• **TAREA INDICADA**:
Por favor, repite sin cambios el tramo del texto sobre la soledad que va desde "Existe una peligrosa" hasta "las redes virtuales.".

• **TEXTO PROPORCIONADO**:
+===+
Existe una peligrosa distorsión al sobrevalorar la tecnología de las comunicaciones satelitales, como Internet, telefonía celular, videollamadas, etc., considerándolas el sumun de la comunicación. Las estadísticas muestran una sociedad más conectada, más informada, pero menos comunicada. Es simple detectar tal diferencia cuando observamos a grupos de jóvenes y adolescentes, ensimismados con sus mensajes de texto, sin hablar una sola palabra entre ellos, mientras se conectan con el universo de las redes virtuales.

La soledad que lastima se hace evidente en las relaciones matrimoniales y familiares, laborales y sociales, cuando la convivencia, en lugar de acortar distancias, incrementar la solidaridad y formar comunidades terapéuticas, lleva a que las personas se distancien, se desconozcan y señalen a los otros como responsables de su soledad. Somos seres sociales y necesitamos de los demás para formarnos a nosotros mismos. Ante la ausencia de un ser querido, por su desaparición física, o separación de una pareja, u otra razón que produzca la privación total de su compañía, nos invade una singular sensación de soledad, un vacío, un hueco que nos sume en la tristeza y desesperanza frente a esa dolorosa percepción de la falta absoluta de alguien insustituible, y nos vemos perdidos y sin referencias en las que antes nos apoyábamos para enfrentar la vida. La pérdida de una relación es siempre irreemplazable, no obstante no debe traducirse en irreparable. Es decir, es irreemplazable, pero proponiéndose salidas con la ayuda confiable de otros, se pueden restaurar las fuerzas emocionales y espirituales para controlar el dolor, reconociéndolo como parte inevitable de la vida.
+===+
• **DATOS PROPORCIONADOS**:
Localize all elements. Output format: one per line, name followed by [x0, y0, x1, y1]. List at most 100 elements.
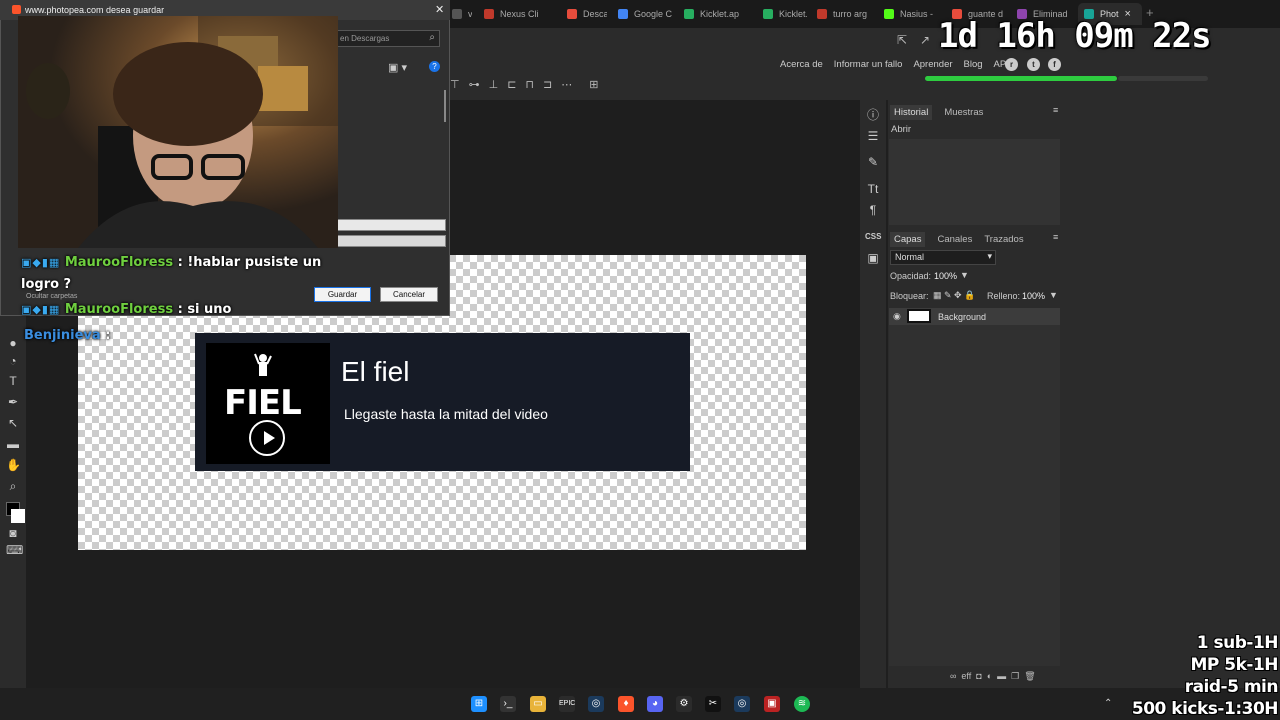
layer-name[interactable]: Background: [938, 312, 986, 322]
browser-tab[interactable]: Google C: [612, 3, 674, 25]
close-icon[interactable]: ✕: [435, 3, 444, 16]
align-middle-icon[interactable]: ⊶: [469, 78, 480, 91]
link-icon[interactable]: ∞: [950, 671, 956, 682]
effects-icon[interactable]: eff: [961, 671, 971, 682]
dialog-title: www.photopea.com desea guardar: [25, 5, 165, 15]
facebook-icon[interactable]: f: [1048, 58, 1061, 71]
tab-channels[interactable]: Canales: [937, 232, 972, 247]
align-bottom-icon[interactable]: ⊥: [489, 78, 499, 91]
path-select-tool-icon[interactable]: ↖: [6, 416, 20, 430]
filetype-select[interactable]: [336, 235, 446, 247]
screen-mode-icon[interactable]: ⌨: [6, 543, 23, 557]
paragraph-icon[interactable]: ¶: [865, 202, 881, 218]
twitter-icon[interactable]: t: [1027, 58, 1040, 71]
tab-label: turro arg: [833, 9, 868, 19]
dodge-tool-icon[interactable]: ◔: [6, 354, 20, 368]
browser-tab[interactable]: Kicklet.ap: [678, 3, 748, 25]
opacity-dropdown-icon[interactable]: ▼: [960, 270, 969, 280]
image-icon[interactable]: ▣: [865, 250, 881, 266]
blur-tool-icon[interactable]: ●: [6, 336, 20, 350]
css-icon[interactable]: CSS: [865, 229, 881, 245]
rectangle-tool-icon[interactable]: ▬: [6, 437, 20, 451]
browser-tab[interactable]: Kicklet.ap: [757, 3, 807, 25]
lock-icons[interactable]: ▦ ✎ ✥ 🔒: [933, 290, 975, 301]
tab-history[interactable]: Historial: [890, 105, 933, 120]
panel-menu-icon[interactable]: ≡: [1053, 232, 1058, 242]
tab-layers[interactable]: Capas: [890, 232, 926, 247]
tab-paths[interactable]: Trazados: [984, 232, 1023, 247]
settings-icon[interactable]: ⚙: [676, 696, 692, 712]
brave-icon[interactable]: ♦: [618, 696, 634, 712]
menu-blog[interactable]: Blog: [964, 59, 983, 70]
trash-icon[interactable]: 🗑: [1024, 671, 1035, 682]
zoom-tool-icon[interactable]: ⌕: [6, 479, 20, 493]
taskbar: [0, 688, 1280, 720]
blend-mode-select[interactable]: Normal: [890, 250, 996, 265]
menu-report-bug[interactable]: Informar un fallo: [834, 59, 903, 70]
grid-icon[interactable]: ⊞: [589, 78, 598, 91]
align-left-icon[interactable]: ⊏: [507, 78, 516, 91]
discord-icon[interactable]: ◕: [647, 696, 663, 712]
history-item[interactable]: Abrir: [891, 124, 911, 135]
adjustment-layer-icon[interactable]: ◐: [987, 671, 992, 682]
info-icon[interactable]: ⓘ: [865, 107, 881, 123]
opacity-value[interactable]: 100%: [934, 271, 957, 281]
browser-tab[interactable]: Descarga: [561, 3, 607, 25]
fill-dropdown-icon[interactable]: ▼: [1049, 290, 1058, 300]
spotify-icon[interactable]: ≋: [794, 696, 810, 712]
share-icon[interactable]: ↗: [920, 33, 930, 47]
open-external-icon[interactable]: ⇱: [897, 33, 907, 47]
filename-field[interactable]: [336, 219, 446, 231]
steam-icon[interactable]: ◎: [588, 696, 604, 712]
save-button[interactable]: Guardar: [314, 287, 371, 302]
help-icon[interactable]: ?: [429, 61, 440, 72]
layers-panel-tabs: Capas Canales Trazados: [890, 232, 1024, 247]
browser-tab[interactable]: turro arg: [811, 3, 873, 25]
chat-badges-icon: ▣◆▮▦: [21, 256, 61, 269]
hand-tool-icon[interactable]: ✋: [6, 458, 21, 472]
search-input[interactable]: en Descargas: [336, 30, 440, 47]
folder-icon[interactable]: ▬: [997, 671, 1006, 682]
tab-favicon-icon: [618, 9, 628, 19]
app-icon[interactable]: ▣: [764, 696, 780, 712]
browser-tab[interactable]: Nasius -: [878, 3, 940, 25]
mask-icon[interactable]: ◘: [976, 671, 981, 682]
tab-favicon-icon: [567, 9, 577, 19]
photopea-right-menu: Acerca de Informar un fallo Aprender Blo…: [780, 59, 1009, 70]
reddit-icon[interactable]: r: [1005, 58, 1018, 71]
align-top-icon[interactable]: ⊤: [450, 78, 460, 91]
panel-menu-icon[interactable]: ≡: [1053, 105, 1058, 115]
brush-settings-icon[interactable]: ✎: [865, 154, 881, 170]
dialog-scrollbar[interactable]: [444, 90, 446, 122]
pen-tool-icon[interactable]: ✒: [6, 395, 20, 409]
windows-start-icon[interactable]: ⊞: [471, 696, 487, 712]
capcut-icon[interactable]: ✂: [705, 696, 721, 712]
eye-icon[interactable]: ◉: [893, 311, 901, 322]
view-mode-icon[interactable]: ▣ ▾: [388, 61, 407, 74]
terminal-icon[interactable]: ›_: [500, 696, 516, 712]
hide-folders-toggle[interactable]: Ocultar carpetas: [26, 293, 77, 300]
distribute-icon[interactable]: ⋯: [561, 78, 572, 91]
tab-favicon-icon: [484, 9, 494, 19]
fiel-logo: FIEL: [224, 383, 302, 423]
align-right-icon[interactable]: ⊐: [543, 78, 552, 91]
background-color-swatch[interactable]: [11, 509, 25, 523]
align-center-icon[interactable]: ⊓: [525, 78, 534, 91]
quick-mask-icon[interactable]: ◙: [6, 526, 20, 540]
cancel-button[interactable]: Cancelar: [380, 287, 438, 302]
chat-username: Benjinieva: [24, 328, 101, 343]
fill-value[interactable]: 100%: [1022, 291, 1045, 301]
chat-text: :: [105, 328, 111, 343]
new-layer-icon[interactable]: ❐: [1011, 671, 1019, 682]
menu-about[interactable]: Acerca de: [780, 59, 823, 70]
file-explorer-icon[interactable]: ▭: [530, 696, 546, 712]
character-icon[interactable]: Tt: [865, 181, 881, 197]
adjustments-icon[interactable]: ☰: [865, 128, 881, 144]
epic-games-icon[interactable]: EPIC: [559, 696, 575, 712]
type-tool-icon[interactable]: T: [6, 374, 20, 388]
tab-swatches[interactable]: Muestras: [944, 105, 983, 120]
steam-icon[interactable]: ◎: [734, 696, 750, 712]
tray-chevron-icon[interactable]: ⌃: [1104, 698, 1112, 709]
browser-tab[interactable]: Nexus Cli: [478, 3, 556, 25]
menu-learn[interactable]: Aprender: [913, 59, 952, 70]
+===+
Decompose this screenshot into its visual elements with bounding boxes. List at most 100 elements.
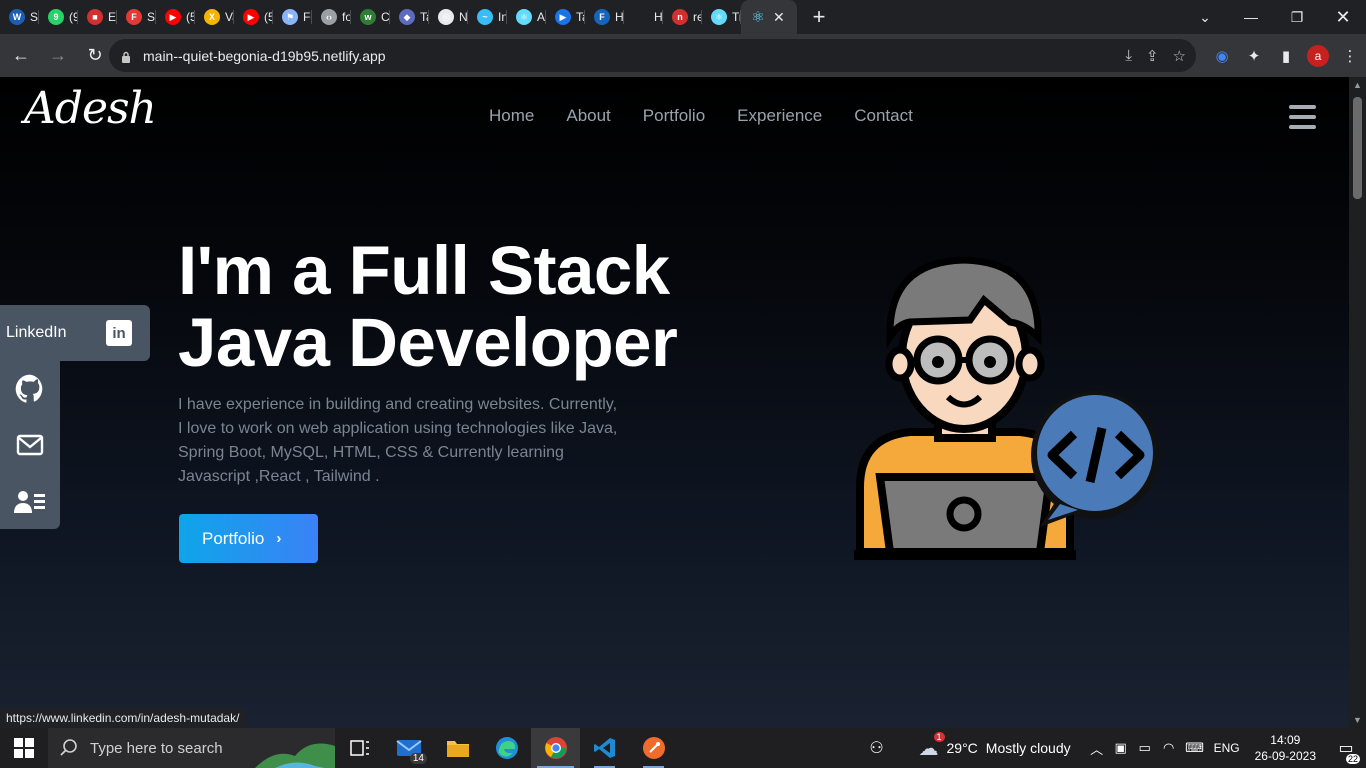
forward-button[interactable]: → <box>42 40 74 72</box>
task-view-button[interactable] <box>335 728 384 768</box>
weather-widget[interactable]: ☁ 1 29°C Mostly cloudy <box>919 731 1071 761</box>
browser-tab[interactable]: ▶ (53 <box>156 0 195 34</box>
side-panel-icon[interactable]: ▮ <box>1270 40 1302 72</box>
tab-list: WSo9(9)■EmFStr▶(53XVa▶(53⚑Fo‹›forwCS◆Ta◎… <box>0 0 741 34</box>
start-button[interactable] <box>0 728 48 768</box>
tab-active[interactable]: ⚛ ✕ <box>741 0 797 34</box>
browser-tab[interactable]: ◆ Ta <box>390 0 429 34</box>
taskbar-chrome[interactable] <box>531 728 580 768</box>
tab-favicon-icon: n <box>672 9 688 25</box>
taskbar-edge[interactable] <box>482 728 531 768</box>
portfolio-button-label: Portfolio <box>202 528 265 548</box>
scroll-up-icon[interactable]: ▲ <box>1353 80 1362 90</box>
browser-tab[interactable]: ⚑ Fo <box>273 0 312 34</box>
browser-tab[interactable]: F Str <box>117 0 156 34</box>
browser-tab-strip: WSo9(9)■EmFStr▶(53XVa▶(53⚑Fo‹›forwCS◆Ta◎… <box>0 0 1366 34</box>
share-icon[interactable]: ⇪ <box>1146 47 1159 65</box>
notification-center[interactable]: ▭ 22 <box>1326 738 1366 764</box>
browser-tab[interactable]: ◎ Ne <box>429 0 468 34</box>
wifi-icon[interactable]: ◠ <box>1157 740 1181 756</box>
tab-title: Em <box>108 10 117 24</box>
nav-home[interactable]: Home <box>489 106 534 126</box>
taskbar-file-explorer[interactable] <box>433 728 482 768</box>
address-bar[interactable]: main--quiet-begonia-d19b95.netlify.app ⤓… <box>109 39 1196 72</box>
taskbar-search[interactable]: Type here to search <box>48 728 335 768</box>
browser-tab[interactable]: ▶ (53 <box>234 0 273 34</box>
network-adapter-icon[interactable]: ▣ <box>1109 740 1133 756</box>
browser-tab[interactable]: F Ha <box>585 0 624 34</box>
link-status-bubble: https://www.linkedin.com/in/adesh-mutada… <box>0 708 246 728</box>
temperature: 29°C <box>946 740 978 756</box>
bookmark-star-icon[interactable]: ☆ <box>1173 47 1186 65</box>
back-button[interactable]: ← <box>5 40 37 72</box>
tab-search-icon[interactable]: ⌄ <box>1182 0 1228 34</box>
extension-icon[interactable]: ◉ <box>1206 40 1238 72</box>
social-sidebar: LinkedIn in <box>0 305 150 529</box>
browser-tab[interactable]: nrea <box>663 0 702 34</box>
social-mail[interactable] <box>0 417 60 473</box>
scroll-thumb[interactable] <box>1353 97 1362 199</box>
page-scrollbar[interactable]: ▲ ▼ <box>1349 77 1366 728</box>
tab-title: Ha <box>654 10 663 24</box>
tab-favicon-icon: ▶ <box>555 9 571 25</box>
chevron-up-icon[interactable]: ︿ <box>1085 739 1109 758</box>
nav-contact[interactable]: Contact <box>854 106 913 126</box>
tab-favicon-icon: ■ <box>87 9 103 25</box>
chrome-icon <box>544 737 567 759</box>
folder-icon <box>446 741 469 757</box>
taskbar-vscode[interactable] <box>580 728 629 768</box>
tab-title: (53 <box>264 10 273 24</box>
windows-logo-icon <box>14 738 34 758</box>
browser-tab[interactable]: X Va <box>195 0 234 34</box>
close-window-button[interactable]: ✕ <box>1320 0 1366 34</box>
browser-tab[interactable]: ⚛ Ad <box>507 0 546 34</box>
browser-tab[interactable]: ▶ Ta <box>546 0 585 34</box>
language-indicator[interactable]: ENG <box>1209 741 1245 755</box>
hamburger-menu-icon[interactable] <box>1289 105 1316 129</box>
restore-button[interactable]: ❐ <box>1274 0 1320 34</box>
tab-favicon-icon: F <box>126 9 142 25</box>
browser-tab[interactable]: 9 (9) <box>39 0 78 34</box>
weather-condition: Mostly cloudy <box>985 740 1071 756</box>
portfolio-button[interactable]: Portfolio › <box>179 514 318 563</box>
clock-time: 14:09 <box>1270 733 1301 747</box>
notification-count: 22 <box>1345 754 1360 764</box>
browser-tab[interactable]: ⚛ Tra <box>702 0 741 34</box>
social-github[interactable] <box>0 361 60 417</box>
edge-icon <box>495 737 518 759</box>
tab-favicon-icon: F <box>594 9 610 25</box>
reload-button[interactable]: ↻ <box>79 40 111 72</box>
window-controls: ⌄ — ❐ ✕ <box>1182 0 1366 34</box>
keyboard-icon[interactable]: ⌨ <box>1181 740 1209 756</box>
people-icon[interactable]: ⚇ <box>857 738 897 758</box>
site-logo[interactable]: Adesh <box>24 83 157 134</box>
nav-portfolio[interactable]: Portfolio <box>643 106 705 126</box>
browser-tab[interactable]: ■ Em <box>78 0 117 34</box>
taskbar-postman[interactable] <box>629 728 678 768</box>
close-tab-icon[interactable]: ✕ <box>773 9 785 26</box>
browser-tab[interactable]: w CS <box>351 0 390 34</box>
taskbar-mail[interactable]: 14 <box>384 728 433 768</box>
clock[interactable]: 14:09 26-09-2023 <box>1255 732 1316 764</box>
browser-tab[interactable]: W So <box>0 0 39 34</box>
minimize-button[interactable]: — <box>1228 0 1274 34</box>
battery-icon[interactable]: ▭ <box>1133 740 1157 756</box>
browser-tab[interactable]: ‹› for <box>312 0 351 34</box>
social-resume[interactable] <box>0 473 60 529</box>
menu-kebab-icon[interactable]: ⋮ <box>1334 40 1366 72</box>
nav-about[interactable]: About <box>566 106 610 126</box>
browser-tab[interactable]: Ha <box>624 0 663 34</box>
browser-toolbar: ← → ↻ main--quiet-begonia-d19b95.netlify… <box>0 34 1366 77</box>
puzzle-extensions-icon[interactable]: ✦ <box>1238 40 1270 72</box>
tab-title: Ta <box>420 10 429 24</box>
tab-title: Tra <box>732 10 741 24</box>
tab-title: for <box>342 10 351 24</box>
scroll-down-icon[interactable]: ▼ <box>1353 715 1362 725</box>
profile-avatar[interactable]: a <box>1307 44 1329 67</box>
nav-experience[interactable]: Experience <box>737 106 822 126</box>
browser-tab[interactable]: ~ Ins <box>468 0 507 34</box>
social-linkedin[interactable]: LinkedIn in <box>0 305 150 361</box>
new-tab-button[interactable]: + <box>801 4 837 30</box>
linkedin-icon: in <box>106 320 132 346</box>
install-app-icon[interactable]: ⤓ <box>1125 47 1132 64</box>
+===+
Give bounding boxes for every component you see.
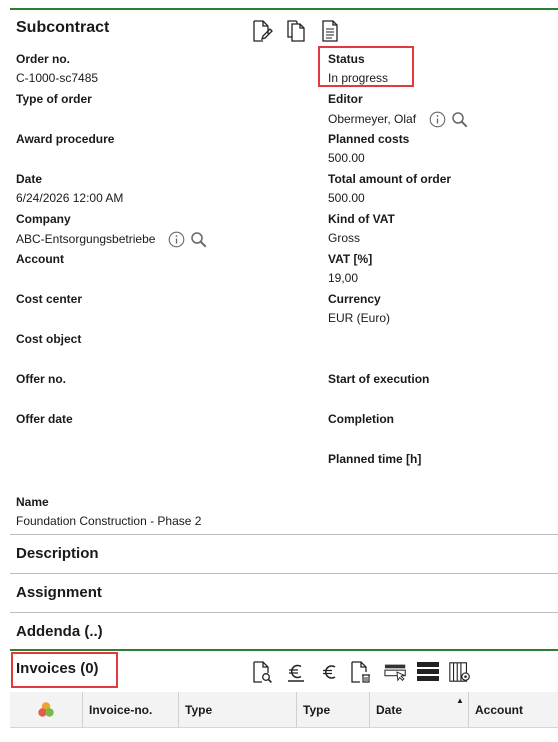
+===+
• **RESPUESTA**:
Existe una peligrosa distorsión al sobrevalorar la tecnología de las comunicaciones satelitales, como Internet, telefonía celular, videollamadas, etc., considerándolas el sumun de la comunicación. Las estadísticas muestran una sociedad más conectada, más informada, pero menos comunicada. Es simple detectar tal diferencia cuando observamos a grupos de jóvenes y adolescentes, ensimismados con sus mensajes de texto, sin hablar una sola palabra entre ellos, mientras se conectan con el universo de las redes virtuales.